--- START Raw data ---

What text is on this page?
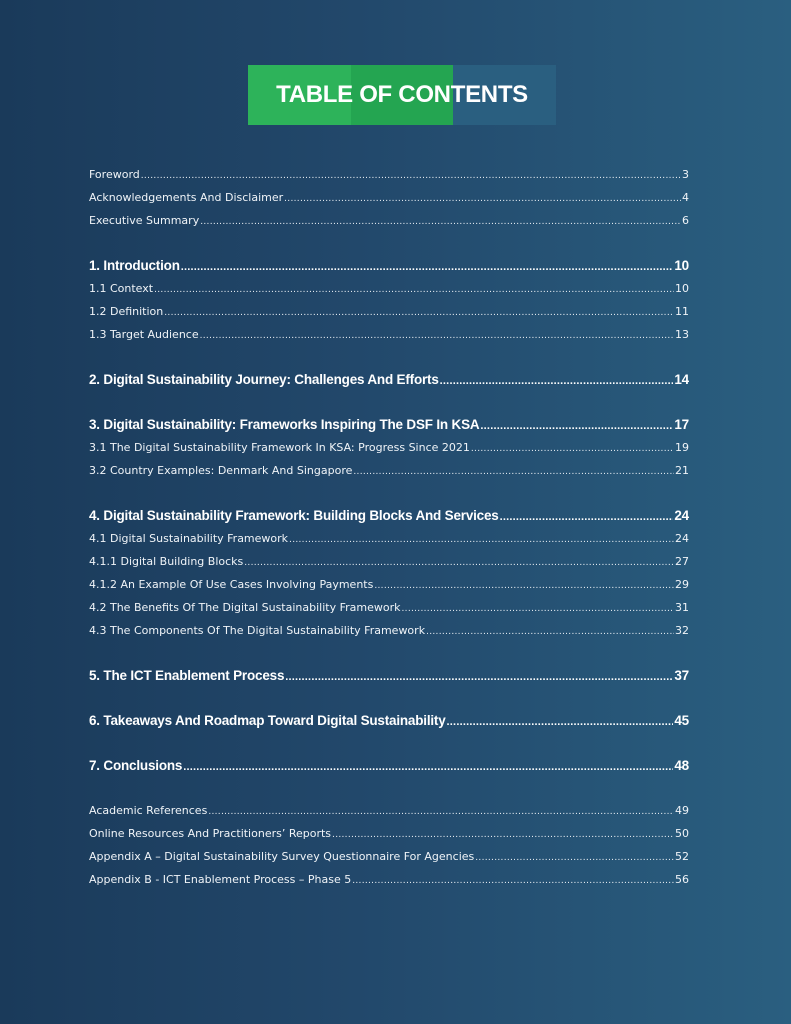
TABLE OF CONTENTS
Foreword .....	3
Acknowledgements And Disclaimer .....	4
Executive Summary .....	6
1. Introduction .....	10
1.1 Context .....	10
1.2 Definition .....	11
1.3 Target Audience .....	13
2. Digital Sustainability Journey: Challenges And Efforts .....	14
3. Digital Sustainability: Frameworks Inspiring The DSF In KSA .....	17
3.1 The Digital Sustainability Framework In KSA: Progress Since 2021 .....	19
3.2 Country Examples: Denmark And Singapore .....	21
4. Digital Sustainability Framework: Building Blocks And Services .....	24
4.1 Digital Sustainability Framework .....	24
4.1.1 Digital Building Blocks .....	27
4.1.2 An Example Of Use Cases Involving Payments .....	29
4.2 The Benefits Of The Digital Sustainability Framework .....	31
4.3 The Components Of The Digital Sustainability Framework .....	32
5. The ICT Enablement Process .....	37
6. Takeaways And Roadmap Toward Digital Sustainability .....	45
7. Conclusions .....	48
Academic References .....	49
Online Resources And Practitioners’ Reports .....	50
Appendix A – Digital Sustainability Survey Questionnaire For Agencies .....	52
Appendix B - ICT Enablement Process – Phase 5 .....	56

--- END Raw data ---

Instructions to follow => Could you reproduce every record above exactly, leaving out the pictures?

Finished task =>
What text is on this page?
TABLE OF CONTENTS
Foreword .....	3
Acknowledgements And Disclaimer .....	4
Executive Summary .....	6
1. Introduction .....	10
1.1 Context .....	10
1.2 Definition .....	11
1.3 Target Audience .....	13
2. Digital Sustainability Journey: Challenges And Efforts .....	14
3. Digital Sustainability: Frameworks Inspiring The DSF In KSA .....	17
3.1 The Digital Sustainability Framework In KSA: Progress Since 2021 .....	19
3.2 Country Examples: Denmark And Singapore .....	21
4. Digital Sustainability Framework: Building Blocks And Services .....	24
4.1 Digital Sustainability Framework .....	24
4.1.1 Digital Building Blocks .....	27
4.1.2 An Example Of Use Cases Involving Payments .....	29
4.2 The Benefits Of The Digital Sustainability Framework .....	31
4.3 The Components Of The Digital Sustainability Framework .....	32
5. The ICT Enablement Process .....	37
6. Takeaways And Roadmap Toward Digital Sustainability .....	45
7. Conclusions .....	48
Academic References .....	49
Online Resources And Practitioners’ Reports .....	50
Appendix A – Digital Sustainability Survey Questionnaire For Agencies .....	52
Appendix B - ICT Enablement Process – Phase 5 .....	56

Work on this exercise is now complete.